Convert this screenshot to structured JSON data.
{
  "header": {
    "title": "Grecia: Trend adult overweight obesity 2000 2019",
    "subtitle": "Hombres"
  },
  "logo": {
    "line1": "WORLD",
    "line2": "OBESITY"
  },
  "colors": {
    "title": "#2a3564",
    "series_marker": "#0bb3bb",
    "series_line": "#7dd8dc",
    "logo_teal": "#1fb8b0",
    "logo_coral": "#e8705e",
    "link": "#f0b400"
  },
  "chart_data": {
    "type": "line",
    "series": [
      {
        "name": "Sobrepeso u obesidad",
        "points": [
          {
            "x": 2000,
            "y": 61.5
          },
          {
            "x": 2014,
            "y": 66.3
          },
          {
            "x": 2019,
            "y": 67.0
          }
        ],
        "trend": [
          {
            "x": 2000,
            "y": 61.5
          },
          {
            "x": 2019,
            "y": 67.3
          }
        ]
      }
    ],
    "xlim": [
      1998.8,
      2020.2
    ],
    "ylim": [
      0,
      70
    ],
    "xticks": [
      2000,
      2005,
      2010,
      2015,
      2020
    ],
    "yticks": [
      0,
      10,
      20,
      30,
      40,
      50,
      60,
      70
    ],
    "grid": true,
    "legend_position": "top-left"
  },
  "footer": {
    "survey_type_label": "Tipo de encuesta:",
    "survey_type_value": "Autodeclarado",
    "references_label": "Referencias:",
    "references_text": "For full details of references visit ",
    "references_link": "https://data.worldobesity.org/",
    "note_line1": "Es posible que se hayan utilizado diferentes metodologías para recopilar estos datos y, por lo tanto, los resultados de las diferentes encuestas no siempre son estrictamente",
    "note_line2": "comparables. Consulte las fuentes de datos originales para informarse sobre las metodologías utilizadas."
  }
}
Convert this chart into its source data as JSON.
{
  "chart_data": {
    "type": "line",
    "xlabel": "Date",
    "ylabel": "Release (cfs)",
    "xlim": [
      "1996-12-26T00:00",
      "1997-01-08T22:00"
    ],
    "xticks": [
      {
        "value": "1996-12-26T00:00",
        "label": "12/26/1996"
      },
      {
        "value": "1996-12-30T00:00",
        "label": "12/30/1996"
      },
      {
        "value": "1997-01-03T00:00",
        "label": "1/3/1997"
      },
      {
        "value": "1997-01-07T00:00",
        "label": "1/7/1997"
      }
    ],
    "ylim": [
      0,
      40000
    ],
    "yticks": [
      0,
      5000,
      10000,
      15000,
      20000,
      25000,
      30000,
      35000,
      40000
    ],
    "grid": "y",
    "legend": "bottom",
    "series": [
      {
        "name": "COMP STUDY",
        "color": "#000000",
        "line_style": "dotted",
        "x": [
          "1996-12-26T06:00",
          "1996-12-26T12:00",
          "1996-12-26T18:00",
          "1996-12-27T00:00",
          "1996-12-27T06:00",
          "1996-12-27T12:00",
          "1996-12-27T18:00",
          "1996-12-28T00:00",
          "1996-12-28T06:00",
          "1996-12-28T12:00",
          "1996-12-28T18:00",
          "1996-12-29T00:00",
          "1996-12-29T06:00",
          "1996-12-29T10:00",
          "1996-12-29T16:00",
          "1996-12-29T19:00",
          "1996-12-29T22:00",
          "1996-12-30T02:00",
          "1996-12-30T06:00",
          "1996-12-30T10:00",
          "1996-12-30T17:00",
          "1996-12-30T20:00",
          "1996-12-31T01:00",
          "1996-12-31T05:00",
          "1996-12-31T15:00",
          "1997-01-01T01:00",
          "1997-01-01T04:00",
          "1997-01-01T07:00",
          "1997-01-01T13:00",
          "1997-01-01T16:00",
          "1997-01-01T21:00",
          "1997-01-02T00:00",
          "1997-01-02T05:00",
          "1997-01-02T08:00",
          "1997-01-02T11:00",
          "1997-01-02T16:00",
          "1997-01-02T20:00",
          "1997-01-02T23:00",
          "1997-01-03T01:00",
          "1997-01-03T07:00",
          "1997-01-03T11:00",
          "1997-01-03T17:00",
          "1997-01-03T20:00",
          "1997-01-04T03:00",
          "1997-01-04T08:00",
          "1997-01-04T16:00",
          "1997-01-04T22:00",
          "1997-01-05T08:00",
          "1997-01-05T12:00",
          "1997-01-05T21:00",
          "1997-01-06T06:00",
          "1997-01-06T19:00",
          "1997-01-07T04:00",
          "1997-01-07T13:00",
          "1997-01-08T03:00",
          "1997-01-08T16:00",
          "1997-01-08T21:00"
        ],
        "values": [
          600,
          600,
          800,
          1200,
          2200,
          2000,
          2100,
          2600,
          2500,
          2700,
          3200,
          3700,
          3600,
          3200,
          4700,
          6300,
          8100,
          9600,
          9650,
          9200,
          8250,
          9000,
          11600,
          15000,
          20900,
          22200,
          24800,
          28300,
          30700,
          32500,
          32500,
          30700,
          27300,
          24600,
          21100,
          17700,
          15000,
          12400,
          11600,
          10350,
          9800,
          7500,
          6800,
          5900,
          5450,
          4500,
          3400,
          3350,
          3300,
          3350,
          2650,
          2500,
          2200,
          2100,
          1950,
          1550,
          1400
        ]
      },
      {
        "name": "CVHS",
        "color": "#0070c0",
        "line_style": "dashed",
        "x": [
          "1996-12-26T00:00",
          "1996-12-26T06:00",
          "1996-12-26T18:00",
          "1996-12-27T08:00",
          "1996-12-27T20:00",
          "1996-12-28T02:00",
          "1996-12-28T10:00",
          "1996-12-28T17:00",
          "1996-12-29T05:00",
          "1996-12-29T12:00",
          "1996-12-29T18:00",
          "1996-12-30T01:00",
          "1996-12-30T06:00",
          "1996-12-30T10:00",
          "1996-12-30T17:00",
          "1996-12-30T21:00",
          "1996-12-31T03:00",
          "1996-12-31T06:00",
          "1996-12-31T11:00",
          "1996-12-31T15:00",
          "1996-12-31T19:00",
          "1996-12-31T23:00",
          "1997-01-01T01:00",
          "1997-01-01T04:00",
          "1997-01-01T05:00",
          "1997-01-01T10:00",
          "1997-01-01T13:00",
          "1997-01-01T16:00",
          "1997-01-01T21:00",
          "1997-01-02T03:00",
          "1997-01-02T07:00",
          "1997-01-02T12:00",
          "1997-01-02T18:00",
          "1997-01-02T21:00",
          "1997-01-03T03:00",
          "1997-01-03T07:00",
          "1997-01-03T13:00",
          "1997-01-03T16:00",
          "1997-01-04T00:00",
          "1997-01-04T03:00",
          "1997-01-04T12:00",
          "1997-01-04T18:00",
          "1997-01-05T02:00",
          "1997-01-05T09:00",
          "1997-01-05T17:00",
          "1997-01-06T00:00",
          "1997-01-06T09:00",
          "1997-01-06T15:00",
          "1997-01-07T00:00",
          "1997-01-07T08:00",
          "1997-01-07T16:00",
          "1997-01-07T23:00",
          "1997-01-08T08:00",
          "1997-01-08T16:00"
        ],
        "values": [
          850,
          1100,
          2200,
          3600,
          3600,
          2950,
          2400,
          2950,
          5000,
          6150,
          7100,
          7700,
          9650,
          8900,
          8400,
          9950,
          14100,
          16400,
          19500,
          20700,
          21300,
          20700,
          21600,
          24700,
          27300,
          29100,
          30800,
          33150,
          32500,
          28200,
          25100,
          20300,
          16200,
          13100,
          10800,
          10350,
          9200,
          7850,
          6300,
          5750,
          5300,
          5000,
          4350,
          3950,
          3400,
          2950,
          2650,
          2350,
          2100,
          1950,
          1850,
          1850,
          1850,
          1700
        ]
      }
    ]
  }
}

#### [Stated task]
Every record should be given again exactly.

#### [Result of the task]
Convert this screenshot to structured JSON data.
{
  "header": {
    "title": "Grecia: Trend adult overweight obesity 2000 2019",
    "subtitle": "Hombres"
  },
  "logo": {
    "line1": "WORLD",
    "line2": "OBESITY"
  },
  "colors": {
    "title": "#2a3564",
    "series_marker": "#0bb3bb",
    "series_line": "#7dd8dc",
    "logo_teal": "#1fb8b0",
    "logo_coral": "#e8705e",
    "link": "#f0b400"
  },
  "chart_data": {
    "type": "line",
    "series": [
      {
        "name": "Sobrepeso u obesidad",
        "points": [
          {
            "x": 2000,
            "y": 61.5
          },
          {
            "x": 2014,
            "y": 66.3
          },
          {
            "x": 2019,
            "y": 67.0
          }
        ],
        "trend": [
          {
            "x": 2000,
            "y": 61.5
          },
          {
            "x": 2019,
            "y": 67.3
          }
        ]
      }
    ],
    "xlim": [
      1998.8,
      2020.2
    ],
    "ylim": [
      0,
      70
    ],
    "xticks": [
      2000,
      2005,
      2010,
      2015,
      2020
    ],
    "yticks": [
      0,
      10,
      20,
      30,
      40,
      50,
      60,
      70
    ],
    "grid": true,
    "legend_position": "top-left"
  },
  "footer": {
    "survey_type_label": "Tipo de encuesta:",
    "survey_type_value": "Autodeclarado",
    "references_label": "Referencias:",
    "references_text": "For full details of references visit ",
    "references_link": "https://data.worldobesity.org/",
    "note_line1": "Es posible que se hayan utilizado diferentes metodologías para recopilar estos datos y, por lo tanto, los resultados de las diferentes encuestas no siempre son estrictamente",
    "note_line2": "comparables. Consulte las fuentes de datos originales para informarse sobre las metodologías utilizadas."
  }
}
Convert this chart into its source data as JSON.
{
  "chart_data": {
    "type": "line",
    "xlabel": "Date",
    "ylabel": "Release (cfs)",
    "xlim": [
      "1996-12-26T00:00",
      "1997-01-08T22:00"
    ],
    "xticks": [
      {
        "value": "1996-12-26T00:00",
        "label": "12/26/1996"
      },
      {
        "value": "1996-12-30T00:00",
        "label": "12/30/1996"
      },
      {
        "value": "1997-01-03T00:00",
        "label": "1/3/1997"
      },
      {
        "value": "1997-01-07T00:00",
        "label": "1/7/1997"
      }
    ],
    "ylim": [
      0,
      40000
    ],
    "yticks": [
      0,
      5000,
      10000,
      15000,
      20000,
      25000,
      30000,
      35000,
      40000
    ],
    "grid": "y",
    "legend": "bottom",
    "series": [
      {
        "name": "COMP STUDY",
        "color": "#000000",
        "line_style": "dotted",
        "x": [
          "1996-12-26T06:00",
          "1996-12-26T12:00",
          "1996-12-26T18:00",
          "1996-12-27T00:00",
          "1996-12-27T06:00",
          "1996-12-27T12:00",
          "1996-12-27T18:00",
          "1996-12-28T00:00",
          "1996-12-28T06:00",
          "1996-12-28T12:00",
          "1996-12-28T18:00",
          "1996-12-29T00:00",
          "1996-12-29T06:00",
          "1996-12-29T10:00",
          "1996-12-29T16:00",
          "1996-12-29T19:00",
          "1996-12-29T22:00",
          "1996-12-30T02:00",
          "1996-12-30T06:00",
          "1996-12-30T10:00",
          "1996-12-30T17:00",
          "1996-12-30T20:00",
          "1996-12-31T01:00",
          "1996-12-31T05:00",
          "1996-12-31T15:00",
          "1997-01-01T01:00",
          "1997-01-01T04:00",
          "1997-01-01T07:00",
          "1997-01-01T13:00",
          "1997-01-01T16:00",
          "1997-01-01T21:00",
          "1997-01-02T00:00",
          "1997-01-02T05:00",
          "1997-01-02T08:00",
          "1997-01-02T11:00",
          "1997-01-02T16:00",
          "1997-01-02T20:00",
          "1997-01-02T23:00",
          "1997-01-03T01:00",
          "1997-01-03T07:00",
          "1997-01-03T11:00",
          "1997-01-03T17:00",
          "1997-01-03T20:00",
          "1997-01-04T03:00",
          "1997-01-04T08:00",
          "1997-01-04T16:00",
          "1997-01-04T22:00",
          "1997-01-05T08:00",
          "1997-01-05T12:00",
          "1997-01-05T21:00",
          "1997-01-06T06:00",
          "1997-01-06T19:00",
          "1997-01-07T04:00",
          "1997-01-07T13:00",
          "1997-01-08T03:00",
          "1997-01-08T16:00",
          "1997-01-08T21:00"
        ],
        "values": [
          600,
          600,
          800,
          1200,
          2200,
          2000,
          2100,
          2600,
          2500,
          2700,
          3200,
          3700,
          3600,
          3200,
          4700,
          6300,
          8100,
          9600,
          9650,
          9200,
          8250,
          9000,
          11600,
          15000,
          20900,
          22200,
          24800,
          28300,
          30700,
          32500,
          32500,
          30700,
          27300,
          24600,
          21100,
          17700,
          15000,
          12400,
          11600,
          10350,
          9800,
          7500,
          6800,
          5900,
          5450,
          4500,
          3400,
          3350,
          3300,
          3350,
          2650,
          2500,
          2200,
          2100,
          1950,
          1550,
          1400
        ]
      },
      {
        "name": "CVHS",
        "color": "#0070c0",
        "line_style": "dashed",
        "x": [
          "1996-12-26T00:00",
          "1996-12-26T06:00",
          "1996-12-26T18:00",
          "1996-12-27T08:00",
          "1996-12-27T20:00",
          "1996-12-28T02:00",
          "1996-12-28T10:00",
          "1996-12-28T17:00",
          "1996-12-29T05:00",
          "1996-12-29T12:00",
          "1996-12-29T18:00",
          "1996-12-30T01:00",
          "1996-12-30T06:00",
          "1996-12-30T10:00",
          "1996-12-30T17:00",
          "1996-12-30T21:00",
          "1996-12-31T03:00",
          "1996-12-31T06:00",
          "1996-12-31T11:00",
          "1996-12-31T15:00",
          "1996-12-31T19:00",
          "1996-12-31T23:00",
          "1997-01-01T01:00",
          "1997-01-01T04:00",
          "1997-01-01T05:00",
          "1997-01-01T10:00",
          "1997-01-01T13:00",
          "1997-01-01T16:00",
          "1997-01-01T21:00",
          "1997-01-02T03:00",
          "1997-01-02T07:00",
          "1997-01-02T12:00",
          "1997-01-02T18:00",
          "1997-01-02T21:00",
          "1997-01-03T03:00",
          "1997-01-03T07:00",
          "1997-01-03T13:00",
          "1997-01-03T16:00",
          "1997-01-04T00:00",
          "1997-01-04T03:00",
          "1997-01-04T12:00",
          "1997-01-04T18:00",
          "1997-01-05T02:00",
          "1997-01-05T09:00",
          "1997-01-05T17:00",
          "1997-01-06T00:00",
          "1997-01-06T09:00",
          "1997-01-06T15:00",
          "1997-01-07T00:00",
          "1997-01-07T08:00",
          "1997-01-07T16:00",
          "1997-01-07T23:00",
          "1997-01-08T08:00",
          "1997-01-08T16:00"
        ],
        "values": [
          850,
          1100,
          2200,
          3600,
          3600,
          2950,
          2400,
          2950,
          5000,
          6150,
          7100,
          7700,
          9650,
          8900,
          8400,
          9950,
          14100,
          16400,
          19500,
          20700,
          21300,
          20700,
          21600,
          24700,
          27300,
          29100,
          30800,
          33150,
          32500,
          28200,
          25100,
          20300,
          16200,
          13100,
          10800,
          10350,
          9200,
          7850,
          6300,
          5750,
          5300,
          5000,
          4350,
          3950,
          3400,
          2950,
          2650,
          2350,
          2100,
          1950,
          1850,
          1850,
          1850,
          1700
        ]
      }
    ]
  }
}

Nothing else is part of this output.